### INPUT FOR THIS TASK

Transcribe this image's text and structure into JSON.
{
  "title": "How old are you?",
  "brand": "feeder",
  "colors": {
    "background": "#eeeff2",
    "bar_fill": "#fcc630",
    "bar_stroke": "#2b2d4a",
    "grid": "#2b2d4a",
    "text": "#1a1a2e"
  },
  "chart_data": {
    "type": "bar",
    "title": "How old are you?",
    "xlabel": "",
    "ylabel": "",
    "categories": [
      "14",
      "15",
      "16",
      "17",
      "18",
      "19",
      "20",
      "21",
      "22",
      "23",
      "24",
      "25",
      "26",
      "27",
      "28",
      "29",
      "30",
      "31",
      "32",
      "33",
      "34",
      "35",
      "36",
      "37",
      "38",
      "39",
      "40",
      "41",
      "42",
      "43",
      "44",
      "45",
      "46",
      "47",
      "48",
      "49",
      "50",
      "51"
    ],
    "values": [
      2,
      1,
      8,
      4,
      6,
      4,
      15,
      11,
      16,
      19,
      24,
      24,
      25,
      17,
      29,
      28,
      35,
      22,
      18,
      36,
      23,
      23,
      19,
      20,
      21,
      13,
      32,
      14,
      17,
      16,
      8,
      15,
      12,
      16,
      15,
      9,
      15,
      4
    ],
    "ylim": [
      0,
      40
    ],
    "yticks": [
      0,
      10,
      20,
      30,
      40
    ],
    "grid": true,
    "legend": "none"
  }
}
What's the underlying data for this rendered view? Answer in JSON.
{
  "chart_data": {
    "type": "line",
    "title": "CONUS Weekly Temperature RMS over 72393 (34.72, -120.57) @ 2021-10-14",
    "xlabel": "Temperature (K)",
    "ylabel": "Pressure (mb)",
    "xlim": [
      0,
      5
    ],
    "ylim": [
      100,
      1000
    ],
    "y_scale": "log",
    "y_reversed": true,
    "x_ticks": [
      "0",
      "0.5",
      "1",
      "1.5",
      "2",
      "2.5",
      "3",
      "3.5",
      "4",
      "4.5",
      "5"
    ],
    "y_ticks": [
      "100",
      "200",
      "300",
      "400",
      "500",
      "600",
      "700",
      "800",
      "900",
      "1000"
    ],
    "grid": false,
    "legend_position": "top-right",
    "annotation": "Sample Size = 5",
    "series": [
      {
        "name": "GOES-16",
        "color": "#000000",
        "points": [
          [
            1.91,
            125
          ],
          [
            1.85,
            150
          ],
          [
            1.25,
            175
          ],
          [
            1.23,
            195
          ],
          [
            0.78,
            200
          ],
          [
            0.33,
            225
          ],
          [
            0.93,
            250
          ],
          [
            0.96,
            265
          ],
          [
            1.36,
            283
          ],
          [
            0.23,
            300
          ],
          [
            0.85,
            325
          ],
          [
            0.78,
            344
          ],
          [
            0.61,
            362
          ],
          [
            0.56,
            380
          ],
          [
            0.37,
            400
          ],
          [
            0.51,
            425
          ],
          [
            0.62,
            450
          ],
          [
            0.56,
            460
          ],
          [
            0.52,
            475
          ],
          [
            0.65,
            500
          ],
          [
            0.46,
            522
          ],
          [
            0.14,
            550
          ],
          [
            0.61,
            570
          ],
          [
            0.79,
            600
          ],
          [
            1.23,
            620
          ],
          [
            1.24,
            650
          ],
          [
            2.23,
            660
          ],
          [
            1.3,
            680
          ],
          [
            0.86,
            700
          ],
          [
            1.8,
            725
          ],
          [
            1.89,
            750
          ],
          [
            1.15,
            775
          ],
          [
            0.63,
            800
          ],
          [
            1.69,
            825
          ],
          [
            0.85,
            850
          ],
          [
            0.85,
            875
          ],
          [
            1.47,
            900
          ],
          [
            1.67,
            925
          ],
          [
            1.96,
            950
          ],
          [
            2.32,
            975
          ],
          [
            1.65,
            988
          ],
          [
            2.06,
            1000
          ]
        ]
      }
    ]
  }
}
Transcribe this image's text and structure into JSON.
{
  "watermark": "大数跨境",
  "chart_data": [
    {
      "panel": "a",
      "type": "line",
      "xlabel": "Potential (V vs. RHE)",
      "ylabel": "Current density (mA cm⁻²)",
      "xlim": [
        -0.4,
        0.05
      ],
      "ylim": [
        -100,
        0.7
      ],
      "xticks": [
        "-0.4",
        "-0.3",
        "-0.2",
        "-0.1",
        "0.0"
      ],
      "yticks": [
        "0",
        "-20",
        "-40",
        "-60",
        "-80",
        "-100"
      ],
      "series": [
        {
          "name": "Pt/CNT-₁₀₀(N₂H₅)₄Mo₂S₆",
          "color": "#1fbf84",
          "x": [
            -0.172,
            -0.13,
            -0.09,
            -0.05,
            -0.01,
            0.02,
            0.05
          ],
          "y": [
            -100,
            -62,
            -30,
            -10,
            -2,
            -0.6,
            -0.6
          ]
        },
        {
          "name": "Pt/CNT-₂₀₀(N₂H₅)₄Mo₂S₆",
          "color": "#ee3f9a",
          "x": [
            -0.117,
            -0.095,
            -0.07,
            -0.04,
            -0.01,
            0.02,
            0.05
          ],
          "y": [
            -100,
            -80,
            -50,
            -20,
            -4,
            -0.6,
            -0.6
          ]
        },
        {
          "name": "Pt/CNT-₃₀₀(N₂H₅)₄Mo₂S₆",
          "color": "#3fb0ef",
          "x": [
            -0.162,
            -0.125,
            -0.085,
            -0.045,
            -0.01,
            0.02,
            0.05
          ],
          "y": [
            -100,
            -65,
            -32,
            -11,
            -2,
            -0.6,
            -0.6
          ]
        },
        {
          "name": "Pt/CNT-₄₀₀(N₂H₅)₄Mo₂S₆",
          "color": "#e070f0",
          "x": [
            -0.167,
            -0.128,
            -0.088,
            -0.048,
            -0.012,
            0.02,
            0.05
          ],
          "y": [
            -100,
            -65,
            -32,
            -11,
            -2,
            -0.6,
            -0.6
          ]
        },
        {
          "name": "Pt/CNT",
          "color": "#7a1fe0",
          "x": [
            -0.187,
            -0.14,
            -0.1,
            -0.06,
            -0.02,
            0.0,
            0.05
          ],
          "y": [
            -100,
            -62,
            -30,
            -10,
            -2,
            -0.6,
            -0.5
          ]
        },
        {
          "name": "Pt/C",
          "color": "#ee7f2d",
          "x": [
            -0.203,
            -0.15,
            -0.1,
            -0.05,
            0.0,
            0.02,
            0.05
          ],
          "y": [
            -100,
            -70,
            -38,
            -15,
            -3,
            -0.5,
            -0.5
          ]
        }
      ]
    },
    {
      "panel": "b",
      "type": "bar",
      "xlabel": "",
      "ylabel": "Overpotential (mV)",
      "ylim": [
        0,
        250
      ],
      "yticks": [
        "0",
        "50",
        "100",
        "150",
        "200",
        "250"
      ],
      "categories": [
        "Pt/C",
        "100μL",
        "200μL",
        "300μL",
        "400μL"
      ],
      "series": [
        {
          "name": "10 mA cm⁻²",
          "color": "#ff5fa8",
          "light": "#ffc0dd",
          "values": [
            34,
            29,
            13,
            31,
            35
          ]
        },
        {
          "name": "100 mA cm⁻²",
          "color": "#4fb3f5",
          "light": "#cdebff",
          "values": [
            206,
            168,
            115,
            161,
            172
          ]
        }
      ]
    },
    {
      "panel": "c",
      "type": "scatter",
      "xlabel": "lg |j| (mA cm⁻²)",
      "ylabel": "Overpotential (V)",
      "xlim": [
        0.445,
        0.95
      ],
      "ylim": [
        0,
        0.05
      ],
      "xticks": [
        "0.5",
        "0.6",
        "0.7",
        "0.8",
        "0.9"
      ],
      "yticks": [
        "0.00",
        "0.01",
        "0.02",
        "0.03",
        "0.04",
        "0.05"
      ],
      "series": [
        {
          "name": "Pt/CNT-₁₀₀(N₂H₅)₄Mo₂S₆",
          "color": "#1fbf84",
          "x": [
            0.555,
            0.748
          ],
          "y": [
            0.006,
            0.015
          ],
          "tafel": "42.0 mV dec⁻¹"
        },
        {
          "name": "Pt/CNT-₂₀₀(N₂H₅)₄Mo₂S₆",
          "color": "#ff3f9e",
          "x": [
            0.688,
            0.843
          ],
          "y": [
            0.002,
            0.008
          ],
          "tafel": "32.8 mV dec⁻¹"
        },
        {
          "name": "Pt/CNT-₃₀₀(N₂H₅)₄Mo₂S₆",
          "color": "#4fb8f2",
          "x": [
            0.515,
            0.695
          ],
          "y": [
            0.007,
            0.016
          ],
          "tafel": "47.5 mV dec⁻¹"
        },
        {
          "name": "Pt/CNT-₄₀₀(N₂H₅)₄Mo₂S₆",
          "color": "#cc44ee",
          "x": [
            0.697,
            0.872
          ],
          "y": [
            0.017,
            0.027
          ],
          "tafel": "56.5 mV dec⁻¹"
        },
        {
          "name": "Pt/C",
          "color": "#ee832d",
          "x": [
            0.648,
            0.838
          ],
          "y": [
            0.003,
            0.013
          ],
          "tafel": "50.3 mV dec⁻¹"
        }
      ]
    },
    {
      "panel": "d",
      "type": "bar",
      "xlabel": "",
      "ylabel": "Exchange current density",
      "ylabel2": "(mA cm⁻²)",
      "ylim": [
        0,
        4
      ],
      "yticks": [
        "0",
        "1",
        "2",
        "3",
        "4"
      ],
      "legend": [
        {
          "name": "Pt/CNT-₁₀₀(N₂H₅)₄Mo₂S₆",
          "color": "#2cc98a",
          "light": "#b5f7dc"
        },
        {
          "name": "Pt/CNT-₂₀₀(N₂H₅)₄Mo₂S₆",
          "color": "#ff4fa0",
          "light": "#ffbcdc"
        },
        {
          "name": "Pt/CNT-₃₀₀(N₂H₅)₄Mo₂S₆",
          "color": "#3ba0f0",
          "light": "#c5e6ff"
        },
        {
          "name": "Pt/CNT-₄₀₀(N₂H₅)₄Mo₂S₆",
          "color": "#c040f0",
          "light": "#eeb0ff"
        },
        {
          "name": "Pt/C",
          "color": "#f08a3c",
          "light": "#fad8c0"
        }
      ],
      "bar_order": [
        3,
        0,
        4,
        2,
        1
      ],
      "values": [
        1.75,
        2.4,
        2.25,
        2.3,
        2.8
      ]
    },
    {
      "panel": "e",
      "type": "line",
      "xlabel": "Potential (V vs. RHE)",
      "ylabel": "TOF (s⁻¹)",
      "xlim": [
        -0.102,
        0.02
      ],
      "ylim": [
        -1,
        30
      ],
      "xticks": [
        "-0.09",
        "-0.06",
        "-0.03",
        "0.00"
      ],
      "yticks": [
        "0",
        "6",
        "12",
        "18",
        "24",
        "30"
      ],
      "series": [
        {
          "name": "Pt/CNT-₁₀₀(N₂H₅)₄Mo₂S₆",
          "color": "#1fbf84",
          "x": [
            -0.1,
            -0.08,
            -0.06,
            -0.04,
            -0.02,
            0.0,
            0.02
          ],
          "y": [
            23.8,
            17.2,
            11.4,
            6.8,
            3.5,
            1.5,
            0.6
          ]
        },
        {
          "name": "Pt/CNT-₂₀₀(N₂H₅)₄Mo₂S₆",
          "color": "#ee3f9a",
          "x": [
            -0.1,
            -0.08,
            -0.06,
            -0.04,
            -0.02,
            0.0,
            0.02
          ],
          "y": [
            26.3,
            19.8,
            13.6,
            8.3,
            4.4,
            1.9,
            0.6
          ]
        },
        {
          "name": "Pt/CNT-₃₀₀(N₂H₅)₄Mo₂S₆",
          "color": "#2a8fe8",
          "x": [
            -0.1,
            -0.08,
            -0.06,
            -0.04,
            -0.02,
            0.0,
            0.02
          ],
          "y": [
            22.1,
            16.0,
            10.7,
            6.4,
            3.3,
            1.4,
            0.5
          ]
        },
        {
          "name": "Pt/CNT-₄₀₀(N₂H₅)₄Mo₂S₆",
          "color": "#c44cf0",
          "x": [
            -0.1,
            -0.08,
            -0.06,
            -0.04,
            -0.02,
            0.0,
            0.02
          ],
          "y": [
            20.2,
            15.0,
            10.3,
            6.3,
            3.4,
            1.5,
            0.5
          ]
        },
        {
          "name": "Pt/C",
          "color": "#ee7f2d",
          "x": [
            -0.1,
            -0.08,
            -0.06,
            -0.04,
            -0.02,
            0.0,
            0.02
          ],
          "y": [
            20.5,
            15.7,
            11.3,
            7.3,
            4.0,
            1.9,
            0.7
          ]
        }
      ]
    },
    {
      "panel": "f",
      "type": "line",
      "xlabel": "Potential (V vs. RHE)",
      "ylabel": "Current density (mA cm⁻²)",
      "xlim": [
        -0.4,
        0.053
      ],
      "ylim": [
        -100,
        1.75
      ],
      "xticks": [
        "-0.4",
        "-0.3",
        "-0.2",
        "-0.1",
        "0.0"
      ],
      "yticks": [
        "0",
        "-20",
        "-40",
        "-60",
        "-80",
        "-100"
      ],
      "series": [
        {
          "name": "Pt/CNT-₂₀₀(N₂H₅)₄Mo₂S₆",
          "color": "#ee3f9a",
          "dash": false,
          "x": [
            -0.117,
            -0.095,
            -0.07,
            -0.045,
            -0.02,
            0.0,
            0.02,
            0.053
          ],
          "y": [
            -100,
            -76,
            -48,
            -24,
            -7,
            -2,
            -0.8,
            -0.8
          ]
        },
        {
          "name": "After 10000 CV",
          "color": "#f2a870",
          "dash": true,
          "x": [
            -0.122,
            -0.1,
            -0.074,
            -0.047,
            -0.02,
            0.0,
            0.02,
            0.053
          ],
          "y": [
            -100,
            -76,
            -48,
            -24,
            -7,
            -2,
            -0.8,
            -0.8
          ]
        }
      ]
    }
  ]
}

### DIRECTIONS FOR THIS TASK
Show each line of the listing that holds the string "Temperature".

### SOLUTION FOR THIS TASK
    "title": "CONUS Weekly Temperature RMS over 72393 (34.72, -120.57) @ 2021-10-14",
    "xlabel": "Temperature (K)",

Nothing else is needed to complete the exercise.